Collected data entries
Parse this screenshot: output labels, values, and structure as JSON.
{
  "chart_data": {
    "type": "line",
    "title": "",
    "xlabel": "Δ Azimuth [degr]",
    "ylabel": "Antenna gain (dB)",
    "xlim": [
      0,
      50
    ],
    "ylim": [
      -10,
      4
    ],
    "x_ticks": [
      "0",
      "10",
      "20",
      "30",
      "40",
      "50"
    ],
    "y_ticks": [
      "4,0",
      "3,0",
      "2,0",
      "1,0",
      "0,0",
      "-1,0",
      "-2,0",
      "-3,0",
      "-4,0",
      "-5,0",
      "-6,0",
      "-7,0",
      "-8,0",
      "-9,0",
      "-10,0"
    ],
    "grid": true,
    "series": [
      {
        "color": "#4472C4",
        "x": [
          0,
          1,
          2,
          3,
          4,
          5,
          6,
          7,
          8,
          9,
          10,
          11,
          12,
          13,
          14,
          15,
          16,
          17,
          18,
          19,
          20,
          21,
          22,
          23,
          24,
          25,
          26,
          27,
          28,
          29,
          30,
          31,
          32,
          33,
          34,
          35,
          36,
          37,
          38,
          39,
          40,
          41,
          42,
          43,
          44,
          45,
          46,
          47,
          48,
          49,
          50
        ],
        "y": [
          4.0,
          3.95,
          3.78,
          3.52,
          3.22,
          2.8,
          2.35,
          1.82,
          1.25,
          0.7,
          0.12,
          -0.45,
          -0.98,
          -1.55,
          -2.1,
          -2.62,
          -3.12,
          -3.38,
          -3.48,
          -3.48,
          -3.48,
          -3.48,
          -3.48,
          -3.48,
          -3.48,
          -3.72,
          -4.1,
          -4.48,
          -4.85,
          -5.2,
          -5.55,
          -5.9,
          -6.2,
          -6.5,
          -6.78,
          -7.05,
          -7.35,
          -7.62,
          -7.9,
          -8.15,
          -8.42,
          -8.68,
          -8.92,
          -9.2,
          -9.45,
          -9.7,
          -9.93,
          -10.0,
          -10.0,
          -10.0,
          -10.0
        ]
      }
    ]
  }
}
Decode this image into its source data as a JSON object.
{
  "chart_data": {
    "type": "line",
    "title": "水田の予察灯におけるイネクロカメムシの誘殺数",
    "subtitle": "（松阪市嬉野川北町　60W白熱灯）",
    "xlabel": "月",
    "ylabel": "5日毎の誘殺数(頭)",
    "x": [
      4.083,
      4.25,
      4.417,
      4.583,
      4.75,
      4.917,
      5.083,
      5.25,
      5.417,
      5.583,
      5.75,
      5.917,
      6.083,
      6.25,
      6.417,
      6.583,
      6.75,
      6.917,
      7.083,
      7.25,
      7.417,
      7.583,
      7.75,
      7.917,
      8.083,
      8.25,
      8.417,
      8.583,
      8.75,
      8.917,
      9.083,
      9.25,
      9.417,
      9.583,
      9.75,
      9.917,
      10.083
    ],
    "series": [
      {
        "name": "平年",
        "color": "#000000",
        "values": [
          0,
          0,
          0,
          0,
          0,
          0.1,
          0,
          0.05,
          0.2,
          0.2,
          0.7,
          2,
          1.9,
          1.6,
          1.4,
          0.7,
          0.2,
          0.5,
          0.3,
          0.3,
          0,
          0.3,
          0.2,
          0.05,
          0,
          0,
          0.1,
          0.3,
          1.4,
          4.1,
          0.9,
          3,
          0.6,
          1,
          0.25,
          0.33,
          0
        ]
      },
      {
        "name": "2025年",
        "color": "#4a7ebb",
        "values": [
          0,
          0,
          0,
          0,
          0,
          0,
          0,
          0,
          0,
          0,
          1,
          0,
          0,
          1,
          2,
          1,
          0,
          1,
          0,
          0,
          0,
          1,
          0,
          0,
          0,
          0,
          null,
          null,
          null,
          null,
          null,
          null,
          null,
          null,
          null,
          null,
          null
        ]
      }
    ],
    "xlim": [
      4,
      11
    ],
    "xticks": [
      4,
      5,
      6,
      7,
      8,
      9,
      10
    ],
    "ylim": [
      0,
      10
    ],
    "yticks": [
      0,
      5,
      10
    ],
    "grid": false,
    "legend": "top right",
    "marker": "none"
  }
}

■ Task to carry out
Return the entries above exactly, each one complete.

■ Exercise result
Parse this screenshot: output labels, values, and structure as JSON.
{
  "chart_data": {
    "type": "line",
    "title": "",
    "xlabel": "Δ Azimuth [degr]",
    "ylabel": "Antenna gain (dB)",
    "xlim": [
      0,
      50
    ],
    "ylim": [
      -10,
      4
    ],
    "x_ticks": [
      "0",
      "10",
      "20",
      "30",
      "40",
      "50"
    ],
    "y_ticks": [
      "4,0",
      "3,0",
      "2,0",
      "1,0",
      "0,0",
      "-1,0",
      "-2,0",
      "-3,0",
      "-4,0",
      "-5,0",
      "-6,0",
      "-7,0",
      "-8,0",
      "-9,0",
      "-10,0"
    ],
    "grid": true,
    "series": [
      {
        "color": "#4472C4",
        "x": [
          0,
          1,
          2,
          3,
          4,
          5,
          6,
          7,
          8,
          9,
          10,
          11,
          12,
          13,
          14,
          15,
          16,
          17,
          18,
          19,
          20,
          21,
          22,
          23,
          24,
          25,
          26,
          27,
          28,
          29,
          30,
          31,
          32,
          33,
          34,
          35,
          36,
          37,
          38,
          39,
          40,
          41,
          42,
          43,
          44,
          45,
          46,
          47,
          48,
          49,
          50
        ],
        "y": [
          4.0,
          3.95,
          3.78,
          3.52,
          3.22,
          2.8,
          2.35,
          1.82,
          1.25,
          0.7,
          0.12,
          -0.45,
          -0.98,
          -1.55,
          -2.1,
          -2.62,
          -3.12,
          -3.38,
          -3.48,
          -3.48,
          -3.48,
          -3.48,
          -3.48,
          -3.48,
          -3.48,
          -3.72,
          -4.1,
          -4.48,
          -4.85,
          -5.2,
          -5.55,
          -5.9,
          -6.2,
          -6.5,
          -6.78,
          -7.05,
          -7.35,
          -7.62,
          -7.9,
          -8.15,
          -8.42,
          -8.68,
          -8.92,
          -9.2,
          -9.45,
          -9.7,
          -9.93,
          -10.0,
          -10.0,
          -10.0,
          -10.0
        ]
      }
    ]
  }
}
Decode this image into its source data as a JSON object.
{
  "chart_data": {
    "type": "line",
    "title": "水田の予察灯におけるイネクロカメムシの誘殺数",
    "subtitle": "（松阪市嬉野川北町　60W白熱灯）",
    "xlabel": "月",
    "ylabel": "5日毎の誘殺数(頭)",
    "x": [
      4.083,
      4.25,
      4.417,
      4.583,
      4.75,
      4.917,
      5.083,
      5.25,
      5.417,
      5.583,
      5.75,
      5.917,
      6.083,
      6.25,
      6.417,
      6.583,
      6.75,
      6.917,
      7.083,
      7.25,
      7.417,
      7.583,
      7.75,
      7.917,
      8.083,
      8.25,
      8.417,
      8.583,
      8.75,
      8.917,
      9.083,
      9.25,
      9.417,
      9.583,
      9.75,
      9.917,
      10.083
    ],
    "series": [
      {
        "name": "平年",
        "color": "#000000",
        "values": [
          0,
          0,
          0,
          0,
          0,
          0.1,
          0,
          0.05,
          0.2,
          0.2,
          0.7,
          2,
          1.9,
          1.6,
          1.4,
          0.7,
          0.2,
          0.5,
          0.3,
          0.3,
          0,
          0.3,
          0.2,
          0.05,
          0,
          0,
          0.1,
          0.3,
          1.4,
          4.1,
          0.9,
          3,
          0.6,
          1,
          0.25,
          0.33,
          0
        ]
      },
      {
        "name": "2025年",
        "color": "#4a7ebb",
        "values": [
          0,
          0,
          0,
          0,
          0,
          0,
          0,
          0,
          0,
          0,
          1,
          0,
          0,
          1,
          2,
          1,
          0,
          1,
          0,
          0,
          0,
          1,
          0,
          0,
          0,
          0,
          null,
          null,
          null,
          null,
          null,
          null,
          null,
          null,
          null,
          null,
          null
        ]
      }
    ],
    "xlim": [
      4,
      11
    ],
    "xticks": [
      4,
      5,
      6,
      7,
      8,
      9,
      10
    ],
    "ylim": [
      0,
      10
    ],
    "yticks": [
      0,
      5,
      10
    ],
    "grid": false,
    "legend": "top right",
    "marker": "none"
  }
}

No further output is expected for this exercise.